- **Instruction**
Starting with the line that has "Enumerate this screenshot's" in it, repeat every line through the last one, word for word, and give nothing more.

- **Given information**

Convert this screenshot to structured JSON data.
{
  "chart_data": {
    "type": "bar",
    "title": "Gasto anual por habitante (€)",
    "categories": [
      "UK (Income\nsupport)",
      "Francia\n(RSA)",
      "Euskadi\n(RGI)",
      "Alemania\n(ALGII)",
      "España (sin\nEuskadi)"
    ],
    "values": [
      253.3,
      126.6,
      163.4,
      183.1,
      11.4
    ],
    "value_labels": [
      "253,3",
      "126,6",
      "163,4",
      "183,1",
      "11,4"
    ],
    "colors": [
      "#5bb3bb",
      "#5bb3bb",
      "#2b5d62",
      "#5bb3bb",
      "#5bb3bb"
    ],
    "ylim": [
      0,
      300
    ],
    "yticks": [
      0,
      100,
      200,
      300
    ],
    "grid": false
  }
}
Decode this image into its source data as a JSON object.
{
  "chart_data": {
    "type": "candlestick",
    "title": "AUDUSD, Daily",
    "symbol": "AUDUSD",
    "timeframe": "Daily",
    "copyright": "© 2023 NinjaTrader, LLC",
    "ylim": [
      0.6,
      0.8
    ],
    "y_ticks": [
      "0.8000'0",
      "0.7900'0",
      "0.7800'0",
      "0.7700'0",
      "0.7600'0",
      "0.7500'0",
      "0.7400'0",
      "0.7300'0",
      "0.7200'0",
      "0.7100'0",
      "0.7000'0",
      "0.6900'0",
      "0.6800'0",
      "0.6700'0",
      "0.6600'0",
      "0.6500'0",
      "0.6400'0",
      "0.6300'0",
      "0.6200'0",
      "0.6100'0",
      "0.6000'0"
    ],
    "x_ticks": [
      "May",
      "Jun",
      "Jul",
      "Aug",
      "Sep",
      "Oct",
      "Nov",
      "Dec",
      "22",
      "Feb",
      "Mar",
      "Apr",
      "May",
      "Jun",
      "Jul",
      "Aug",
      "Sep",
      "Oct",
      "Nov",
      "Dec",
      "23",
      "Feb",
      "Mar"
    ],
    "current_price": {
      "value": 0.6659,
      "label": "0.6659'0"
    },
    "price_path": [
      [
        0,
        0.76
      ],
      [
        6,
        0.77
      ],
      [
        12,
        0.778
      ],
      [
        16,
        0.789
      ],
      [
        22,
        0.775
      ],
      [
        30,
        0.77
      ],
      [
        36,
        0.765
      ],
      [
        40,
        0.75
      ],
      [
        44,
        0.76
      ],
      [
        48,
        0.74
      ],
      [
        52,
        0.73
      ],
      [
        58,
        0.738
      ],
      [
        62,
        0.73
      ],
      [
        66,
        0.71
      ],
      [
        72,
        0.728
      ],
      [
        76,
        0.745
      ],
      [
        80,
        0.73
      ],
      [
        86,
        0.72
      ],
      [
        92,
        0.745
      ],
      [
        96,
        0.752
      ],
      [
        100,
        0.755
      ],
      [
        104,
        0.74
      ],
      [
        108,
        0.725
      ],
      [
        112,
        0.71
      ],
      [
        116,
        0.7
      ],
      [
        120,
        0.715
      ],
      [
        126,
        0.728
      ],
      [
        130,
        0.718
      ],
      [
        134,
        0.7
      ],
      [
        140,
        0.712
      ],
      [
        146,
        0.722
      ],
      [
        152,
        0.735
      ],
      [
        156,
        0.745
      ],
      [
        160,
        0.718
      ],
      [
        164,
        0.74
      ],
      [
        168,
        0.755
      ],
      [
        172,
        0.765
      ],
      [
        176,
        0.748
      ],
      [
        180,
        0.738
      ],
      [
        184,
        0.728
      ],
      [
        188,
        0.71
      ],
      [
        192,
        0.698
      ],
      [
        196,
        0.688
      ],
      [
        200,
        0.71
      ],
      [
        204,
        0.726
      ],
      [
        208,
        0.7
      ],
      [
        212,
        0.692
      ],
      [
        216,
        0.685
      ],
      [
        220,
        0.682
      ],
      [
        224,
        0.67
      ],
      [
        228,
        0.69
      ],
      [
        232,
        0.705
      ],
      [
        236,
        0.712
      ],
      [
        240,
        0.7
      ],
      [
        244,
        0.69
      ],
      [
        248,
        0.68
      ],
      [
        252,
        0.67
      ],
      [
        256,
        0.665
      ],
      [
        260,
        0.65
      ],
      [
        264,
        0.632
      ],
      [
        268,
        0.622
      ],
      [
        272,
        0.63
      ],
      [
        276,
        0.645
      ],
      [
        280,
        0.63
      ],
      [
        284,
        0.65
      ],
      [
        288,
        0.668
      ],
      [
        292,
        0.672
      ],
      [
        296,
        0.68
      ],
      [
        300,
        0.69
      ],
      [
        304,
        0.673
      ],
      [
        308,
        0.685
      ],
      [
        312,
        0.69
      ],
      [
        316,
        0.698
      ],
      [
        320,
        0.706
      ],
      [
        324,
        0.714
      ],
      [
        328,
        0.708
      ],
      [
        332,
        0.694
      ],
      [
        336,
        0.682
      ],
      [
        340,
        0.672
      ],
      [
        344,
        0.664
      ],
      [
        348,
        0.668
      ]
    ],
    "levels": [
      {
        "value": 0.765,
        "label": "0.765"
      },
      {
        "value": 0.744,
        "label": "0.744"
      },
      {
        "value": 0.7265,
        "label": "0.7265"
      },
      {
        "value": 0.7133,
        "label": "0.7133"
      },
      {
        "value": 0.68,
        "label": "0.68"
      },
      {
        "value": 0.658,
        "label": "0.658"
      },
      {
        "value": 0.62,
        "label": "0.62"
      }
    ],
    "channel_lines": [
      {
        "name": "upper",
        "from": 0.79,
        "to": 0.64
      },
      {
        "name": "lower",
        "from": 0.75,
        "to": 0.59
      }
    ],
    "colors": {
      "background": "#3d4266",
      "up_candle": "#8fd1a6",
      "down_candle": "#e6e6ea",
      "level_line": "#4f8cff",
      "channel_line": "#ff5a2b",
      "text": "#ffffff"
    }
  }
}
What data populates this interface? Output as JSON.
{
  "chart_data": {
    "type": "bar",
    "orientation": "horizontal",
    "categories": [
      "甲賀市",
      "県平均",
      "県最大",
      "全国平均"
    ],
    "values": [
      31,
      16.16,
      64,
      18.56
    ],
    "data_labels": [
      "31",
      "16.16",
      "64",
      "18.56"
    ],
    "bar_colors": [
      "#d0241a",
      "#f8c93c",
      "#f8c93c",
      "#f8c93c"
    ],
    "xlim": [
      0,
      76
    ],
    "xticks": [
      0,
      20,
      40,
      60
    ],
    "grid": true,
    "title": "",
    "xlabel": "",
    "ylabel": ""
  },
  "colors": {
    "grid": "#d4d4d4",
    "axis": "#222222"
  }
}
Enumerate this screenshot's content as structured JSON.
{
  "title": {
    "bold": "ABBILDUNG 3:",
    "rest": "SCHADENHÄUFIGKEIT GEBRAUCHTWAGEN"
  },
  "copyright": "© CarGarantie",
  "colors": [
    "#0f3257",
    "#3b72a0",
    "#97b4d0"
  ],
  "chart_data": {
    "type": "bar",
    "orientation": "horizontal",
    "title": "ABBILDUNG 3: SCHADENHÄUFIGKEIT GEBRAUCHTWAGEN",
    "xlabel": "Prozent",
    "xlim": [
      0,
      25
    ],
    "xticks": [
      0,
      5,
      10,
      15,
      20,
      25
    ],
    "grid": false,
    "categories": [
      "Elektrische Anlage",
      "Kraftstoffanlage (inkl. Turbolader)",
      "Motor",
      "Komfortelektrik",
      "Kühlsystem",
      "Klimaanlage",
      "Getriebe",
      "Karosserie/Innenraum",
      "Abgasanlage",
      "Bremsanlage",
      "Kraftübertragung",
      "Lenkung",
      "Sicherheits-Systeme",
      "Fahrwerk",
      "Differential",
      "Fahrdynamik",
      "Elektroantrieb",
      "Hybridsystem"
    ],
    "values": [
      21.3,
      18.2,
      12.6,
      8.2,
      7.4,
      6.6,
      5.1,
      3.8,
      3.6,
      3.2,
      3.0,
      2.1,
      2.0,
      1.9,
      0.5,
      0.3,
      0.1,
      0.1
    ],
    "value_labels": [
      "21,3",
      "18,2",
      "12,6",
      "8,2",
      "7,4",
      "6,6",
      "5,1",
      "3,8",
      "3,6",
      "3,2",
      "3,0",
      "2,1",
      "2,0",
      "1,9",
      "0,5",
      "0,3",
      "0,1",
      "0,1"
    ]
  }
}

- **Solved exercise**
Enumerate this screenshot's content as structured JSON.
{
  "title": {
    "bold": "ABBILDUNG 3:",
    "rest": "SCHADENHÄUFIGKEIT GEBRAUCHTWAGEN"
  },
  "copyright": "© CarGarantie",
  "colors": [
    "#0f3257",
    "#3b72a0",
    "#97b4d0"
  ],
  "chart_data": {
    "type": "bar",
    "orientation": "horizontal",
    "title": "ABBILDUNG 3: SCHADENHÄUFIGKEIT GEBRAUCHTWAGEN",
    "xlabel": "Prozent",
    "xlim": [
      0,
      25
    ],
    "xticks": [
      0,
      5,
      10,
      15,
      20,
      25
    ],
    "grid": false,
    "categories": [
      "Elektrische Anlage",
      "Kraftstoffanlage (inkl. Turbolader)",
      "Motor",
      "Komfortelektrik",
      "Kühlsystem",
      "Klimaanlage",
      "Getriebe",
      "Karosserie/Innenraum",
      "Abgasanlage",
      "Bremsanlage",
      "Kraftübertragung",
      "Lenkung",
      "Sicherheits-Systeme",
      "Fahrwerk",
      "Differential",
      "Fahrdynamik",
      "Elektroantrieb",
      "Hybridsystem"
    ],
    "values": [
      21.3,
      18.2,
      12.6,
      8.2,
      7.4,
      6.6,
      5.1,
      3.8,
      3.6,
      3.2,
      3.0,
      2.1,
      2.0,
      1.9,
      0.5,
      0.3,
      0.1,
      0.1
    ],
    "value_labels": [
      "21,3",
      "18,2",
      "12,6",
      "8,2",
      "7,4",
      "6,6",
      "5,1",
      "3,8",
      "3,6",
      "3,2",
      "3,0",
      "2,1",
      "2,0",
      "1,9",
      "0,5",
      "0,3",
      "0,1",
      "0,1"
    ]
  }
}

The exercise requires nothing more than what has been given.